◆ The task
Your task is to filter the data below down to the lines holding "time".

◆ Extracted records
· · ·
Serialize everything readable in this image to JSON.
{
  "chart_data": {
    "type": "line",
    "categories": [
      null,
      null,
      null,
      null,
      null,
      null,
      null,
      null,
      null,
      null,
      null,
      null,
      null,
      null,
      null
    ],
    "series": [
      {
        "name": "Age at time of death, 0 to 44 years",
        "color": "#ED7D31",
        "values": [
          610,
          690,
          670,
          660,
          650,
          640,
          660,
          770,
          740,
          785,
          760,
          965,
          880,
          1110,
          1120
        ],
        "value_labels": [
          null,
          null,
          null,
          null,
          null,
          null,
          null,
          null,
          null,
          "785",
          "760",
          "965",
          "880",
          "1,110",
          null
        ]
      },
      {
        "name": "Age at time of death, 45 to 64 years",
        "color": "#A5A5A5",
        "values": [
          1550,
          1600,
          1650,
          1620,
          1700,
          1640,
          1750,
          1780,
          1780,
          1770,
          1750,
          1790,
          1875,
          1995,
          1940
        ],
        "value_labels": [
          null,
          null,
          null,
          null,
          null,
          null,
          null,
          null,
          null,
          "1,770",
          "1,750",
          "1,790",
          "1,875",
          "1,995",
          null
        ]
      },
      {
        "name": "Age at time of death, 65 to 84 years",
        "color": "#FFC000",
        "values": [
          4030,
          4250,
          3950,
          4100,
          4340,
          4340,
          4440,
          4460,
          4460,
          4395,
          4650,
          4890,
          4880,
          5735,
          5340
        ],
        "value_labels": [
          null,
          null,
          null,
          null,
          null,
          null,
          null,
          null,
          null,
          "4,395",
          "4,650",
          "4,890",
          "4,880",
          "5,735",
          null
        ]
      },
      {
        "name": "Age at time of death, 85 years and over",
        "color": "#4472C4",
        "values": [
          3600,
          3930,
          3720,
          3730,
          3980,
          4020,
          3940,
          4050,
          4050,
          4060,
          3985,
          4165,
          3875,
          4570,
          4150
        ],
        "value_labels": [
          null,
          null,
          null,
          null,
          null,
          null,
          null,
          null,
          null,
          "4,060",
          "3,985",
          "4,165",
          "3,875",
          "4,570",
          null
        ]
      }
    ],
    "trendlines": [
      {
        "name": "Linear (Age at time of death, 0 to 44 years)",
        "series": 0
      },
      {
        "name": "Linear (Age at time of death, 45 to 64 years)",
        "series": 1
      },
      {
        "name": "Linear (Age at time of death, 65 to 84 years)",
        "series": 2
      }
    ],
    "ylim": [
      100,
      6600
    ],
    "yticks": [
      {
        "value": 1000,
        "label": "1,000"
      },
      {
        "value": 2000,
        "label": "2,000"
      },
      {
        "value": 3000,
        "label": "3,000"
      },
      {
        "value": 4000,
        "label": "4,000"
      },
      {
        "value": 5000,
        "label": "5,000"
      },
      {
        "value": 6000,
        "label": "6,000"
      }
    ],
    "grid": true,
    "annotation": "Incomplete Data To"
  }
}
· · ·
◆ Response
        "name": "Age at time of death, 0 to 44 years",
        "name": "Age at time of death, 45 to 64 years",
        "name": "Age at time of death, 65 to 84 years",
        "name": "Age at time of death, 85 years and over",
        "name": "Linear (Age at time of death, 0 to 44 years)",
        "name": "Linear (Age at time of death, 45 to 64 years)",
        "name": "Linear (Age at time of death, 65 to 84 years)",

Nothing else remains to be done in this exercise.